*GIVEN EXERCISE:*
Transcribe the records that follow in their entirety, omitting any pictures.

(Stored records)
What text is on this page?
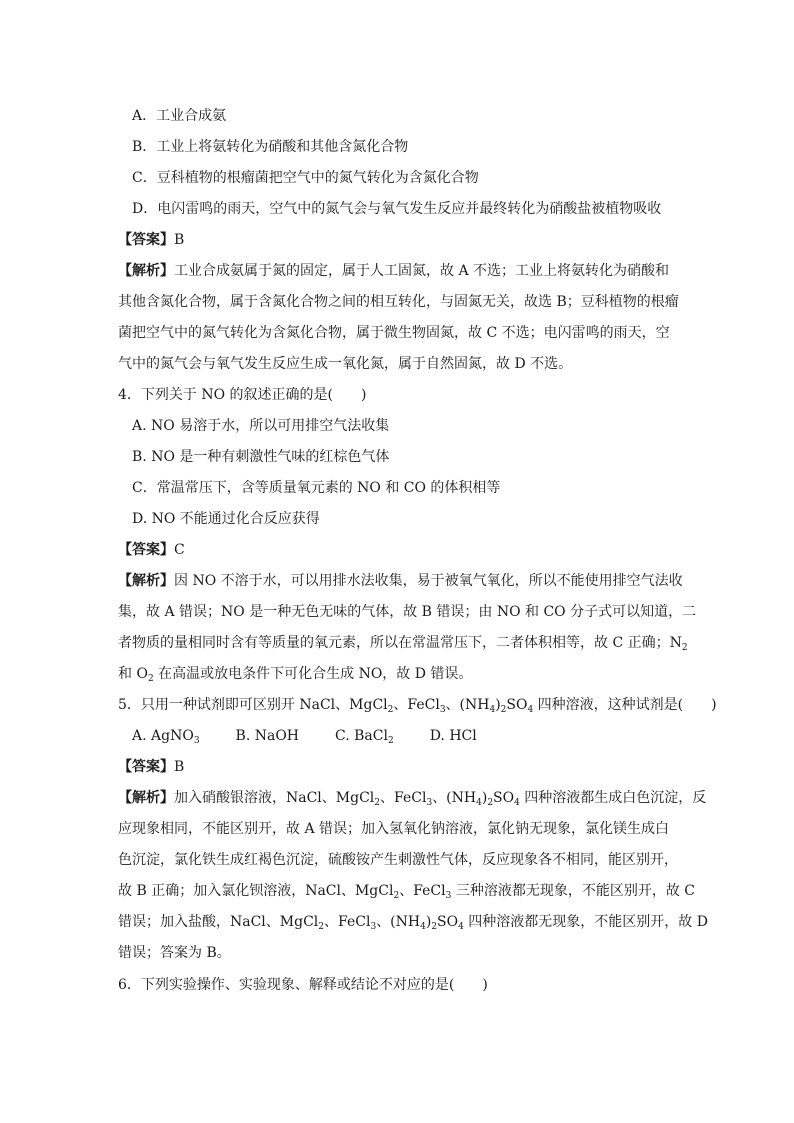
A．工业合成氨
B．工业上将氨转化为硝酸和其他含氮化合物
C．豆科植物的根瘤菌把空气中的氮气转化为含氮化合物
D．电闪雷鸣的雨天，空气中的氮气会与氧气发生反应并最终转化为硝酸盐被植物吸收
【答案】B
【解析】工业合成氨属于氮的固定，属于人工固氮，故 A 不选；工业上将氨转化为硝酸和
其他含氮化合物，属于含氮化合物之间的相互转化，与固氮无关，故选 B；豆科植物的根瘤
菌把空气中的氮气转化为含氮化合物，属于微生物固氮，故 C 不选；电闪雷鸣的雨天，空
气中的氮气会与氧气发生反应生成一氧化氮，属于自然固氮，故 D 不选。
4．下列关于 NO 的叙述正确的是(　　)
A. NO 易溶于水，所以可用排空气法收集
B. NO 是一种有刺激性气味的红棕色气体
C．常温常压下，含等质量氧元素的 NO 和 CO 的体积相等
D. NO 不能通过化合反应获得
【答案】C
【解析】因 NO 不溶于水，可以用排水法收集，易于被氧气氧化，所以不能使用排空气法收
集，故 A 错误；NO 是一种无色无味的气体，故 B 错误；由 NO 和 CO 分子式可以知道，二
者物质的量相同时含有等质量的氧元素，所以在常温常压下，二者体积相等，故 C 正确；$N_2$
和 $O_2$ 在高温或放电条件下可化合生成 NO，故 D 错误。
5．只用一种试剂即可区别开 NaCl、MgCl$_2$、FeCl$_3$、$(NH_4)_2SO_4$ 四种溶液，这种试剂是(　　)
A. AgNO$_3$	B. NaOH	C. BaCl$_2$	D. HCl
【答案】B
【解析】加入硝酸银溶液，NaCl、MgCl$_2$、FeCl$_3$、$(NH_4)_2SO_4$ 四种溶液都生成白色沉淀，反
应现象相同，不能区别开，故 A 错误；加入氢氧化钠溶液，氯化钠无现象，氯化镁生成白
色沉淀，氯化铁生成红褐色沉淀，硫酸铵产生刺激性气体，反应现象各不相同，能区别开，
故 B 正确；加入氯化钡溶液，NaCl、MgCl$_2$、FeCl$_3$ 三种溶液都无现象，不能区别开，故 C
错误；加入盐酸，NaCl、MgCl$_2$、FeCl$_3$、$(NH_4)_2SO_4$ 四种溶液都无现象，不能区别开，故 D
错误；答案为 B。
6．下列实验操作、实验现象、解释或结论不对应的是(　　)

*EXERCISE SOLUTION:*
What text is on this page?
A．工业合成氨
B．工业上将氨转化为硝酸和其他含氮化合物
C．豆科植物的根瘤菌把空气中的氮气转化为含氮化合物
D．电闪雷鸣的雨天，空气中的氮气会与氧气发生反应并最终转化为硝酸盐被植物吸收
【答案】B
【解析】工业合成氨属于氮的固定，属于人工固氮，故 A 不选；工业上将氨转化为硝酸和
其他含氮化合物，属于含氮化合物之间的相互转化，与固氮无关，故选 B；豆科植物的根瘤
菌把空气中的氮气转化为含氮化合物，属于微生物固氮，故 C 不选；电闪雷鸣的雨天，空
气中的氮气会与氧气发生反应生成一氧化氮，属于自然固氮，故 D 不选。
4．下列关于 NO 的叙述正确的是(　　)
A. NO 易溶于水，所以可用排空气法收集
B. NO 是一种有刺激性气味的红棕色气体
C．常温常压下，含等质量氧元素的 NO 和 CO 的体积相等
D. NO 不能通过化合反应获得
【答案】C
【解析】因 NO 不溶于水，可以用排水法收集，易于被氧气氧化，所以不能使用排空气法收
集，故 A 错误；NO 是一种无色无味的气体，故 B 错误；由 NO 和 CO 分子式可以知道，二
者物质的量相同时含有等质量的氧元素，所以在常温常压下，二者体积相等，故 C 正确；$N_2$
和 $O_2$ 在高温或放电条件下可化合生成 NO，故 D 错误。
5．只用一种试剂即可区别开 NaCl、MgCl$_2$、FeCl$_3$、$(NH_4)_2SO_4$ 四种溶液，这种试剂是(　　)
A. AgNO$_3$	B. NaOH	C. BaCl$_2$	D. HCl
【答案】B
【解析】加入硝酸银溶液，NaCl、MgCl$_2$、FeCl$_3$、$(NH_4)_2SO_4$ 四种溶液都生成白色沉淀，反
应现象相同，不能区别开，故 A 错误；加入氢氧化钠溶液，氯化钠无现象，氯化镁生成白
色沉淀，氯化铁生成红褐色沉淀，硫酸铵产生刺激性气体，反应现象各不相同，能区别开，
故 B 正确；加入氯化钡溶液，NaCl、MgCl$_2$、FeCl$_3$ 三种溶液都无现象，不能区别开，故 C
错误；加入盐酸，NaCl、MgCl$_2$、FeCl$_3$、$(NH_4)_2SO_4$ 四种溶液都无现象，不能区别开，故 D
错误；答案为 B。
6．下列实验操作、实验现象、解释或结论不对应的是(　　)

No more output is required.